Which lines below hold the word "email"? Copy all of them.

--- START OF SUPPLIED ENTRIES ---

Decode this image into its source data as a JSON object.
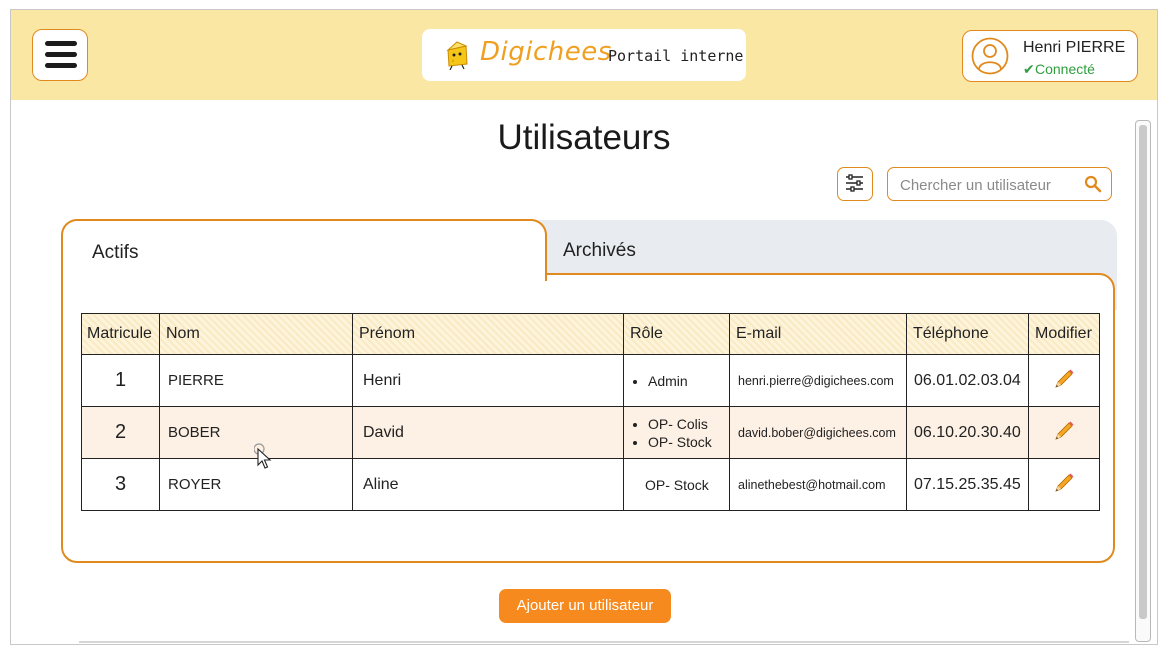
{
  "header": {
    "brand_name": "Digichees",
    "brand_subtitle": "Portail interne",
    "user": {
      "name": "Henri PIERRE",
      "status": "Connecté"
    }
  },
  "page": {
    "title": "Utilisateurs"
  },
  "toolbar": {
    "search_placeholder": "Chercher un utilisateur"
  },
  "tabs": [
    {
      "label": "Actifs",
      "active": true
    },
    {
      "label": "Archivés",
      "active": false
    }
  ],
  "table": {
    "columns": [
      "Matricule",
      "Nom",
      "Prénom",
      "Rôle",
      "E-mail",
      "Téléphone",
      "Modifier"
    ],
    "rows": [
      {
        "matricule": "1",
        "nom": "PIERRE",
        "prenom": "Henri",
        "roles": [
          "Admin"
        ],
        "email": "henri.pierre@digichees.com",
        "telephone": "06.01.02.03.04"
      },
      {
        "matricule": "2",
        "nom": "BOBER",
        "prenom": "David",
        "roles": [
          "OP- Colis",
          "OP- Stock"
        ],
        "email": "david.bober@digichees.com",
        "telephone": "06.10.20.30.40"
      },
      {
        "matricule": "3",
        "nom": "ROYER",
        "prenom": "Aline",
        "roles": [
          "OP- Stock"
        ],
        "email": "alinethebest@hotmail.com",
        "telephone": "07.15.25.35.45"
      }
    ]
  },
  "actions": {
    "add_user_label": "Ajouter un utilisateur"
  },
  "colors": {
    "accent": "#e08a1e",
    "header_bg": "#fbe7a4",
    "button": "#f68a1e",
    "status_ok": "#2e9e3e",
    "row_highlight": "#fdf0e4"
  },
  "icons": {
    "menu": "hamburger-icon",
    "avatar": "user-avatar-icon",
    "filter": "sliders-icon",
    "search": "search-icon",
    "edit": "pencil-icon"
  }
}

--- END OF SUPPLIED ENTRIES ---
--- START OF SUPPLIED ENTRIES ---

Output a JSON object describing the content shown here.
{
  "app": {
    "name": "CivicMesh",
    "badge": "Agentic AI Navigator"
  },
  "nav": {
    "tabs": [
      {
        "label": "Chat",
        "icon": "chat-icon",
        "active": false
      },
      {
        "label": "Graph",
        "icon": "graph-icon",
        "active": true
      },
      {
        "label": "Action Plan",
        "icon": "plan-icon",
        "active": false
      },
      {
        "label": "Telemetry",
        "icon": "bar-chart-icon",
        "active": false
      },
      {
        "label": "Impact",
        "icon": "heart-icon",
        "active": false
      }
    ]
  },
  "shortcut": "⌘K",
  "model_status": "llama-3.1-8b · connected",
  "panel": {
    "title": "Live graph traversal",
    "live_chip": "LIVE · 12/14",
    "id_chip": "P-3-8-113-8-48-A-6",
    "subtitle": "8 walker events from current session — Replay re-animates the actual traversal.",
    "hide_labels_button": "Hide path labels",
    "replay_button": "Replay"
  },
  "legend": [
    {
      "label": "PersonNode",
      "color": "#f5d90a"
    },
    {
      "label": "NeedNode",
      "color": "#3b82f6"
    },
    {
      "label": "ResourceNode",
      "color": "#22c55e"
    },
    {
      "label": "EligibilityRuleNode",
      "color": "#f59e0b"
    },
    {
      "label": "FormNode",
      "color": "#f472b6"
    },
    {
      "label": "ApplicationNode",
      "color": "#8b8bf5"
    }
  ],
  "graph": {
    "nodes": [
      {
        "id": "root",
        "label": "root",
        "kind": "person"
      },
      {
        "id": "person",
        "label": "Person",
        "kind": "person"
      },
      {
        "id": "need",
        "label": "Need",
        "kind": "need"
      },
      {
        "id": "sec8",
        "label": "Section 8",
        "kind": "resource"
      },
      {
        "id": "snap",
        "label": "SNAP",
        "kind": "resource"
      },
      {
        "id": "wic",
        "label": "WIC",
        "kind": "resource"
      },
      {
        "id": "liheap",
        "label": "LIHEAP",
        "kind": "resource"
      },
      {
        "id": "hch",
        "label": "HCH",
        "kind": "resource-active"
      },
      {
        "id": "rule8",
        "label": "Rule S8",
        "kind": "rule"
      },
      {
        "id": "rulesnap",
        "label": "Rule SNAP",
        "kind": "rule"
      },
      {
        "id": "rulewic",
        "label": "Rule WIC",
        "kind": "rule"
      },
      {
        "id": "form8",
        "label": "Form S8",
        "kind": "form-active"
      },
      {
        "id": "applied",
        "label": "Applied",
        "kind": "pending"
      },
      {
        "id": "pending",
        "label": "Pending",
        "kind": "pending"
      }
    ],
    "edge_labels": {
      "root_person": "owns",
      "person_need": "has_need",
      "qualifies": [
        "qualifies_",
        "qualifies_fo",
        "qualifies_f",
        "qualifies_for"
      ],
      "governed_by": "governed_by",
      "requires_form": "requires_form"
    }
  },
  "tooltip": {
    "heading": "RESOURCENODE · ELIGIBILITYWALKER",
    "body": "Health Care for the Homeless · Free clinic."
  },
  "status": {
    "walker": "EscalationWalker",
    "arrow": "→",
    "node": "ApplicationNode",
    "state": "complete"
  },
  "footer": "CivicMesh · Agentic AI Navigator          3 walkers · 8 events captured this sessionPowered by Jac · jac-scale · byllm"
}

--- END OF SUPPLIED ENTRIES ---

> [FINAL ANSWER]
        "email": "henri.pierre@digichees.com",
        "email": "david.bober@digichees.com",
        "email": "alinethebest@hotmail.com",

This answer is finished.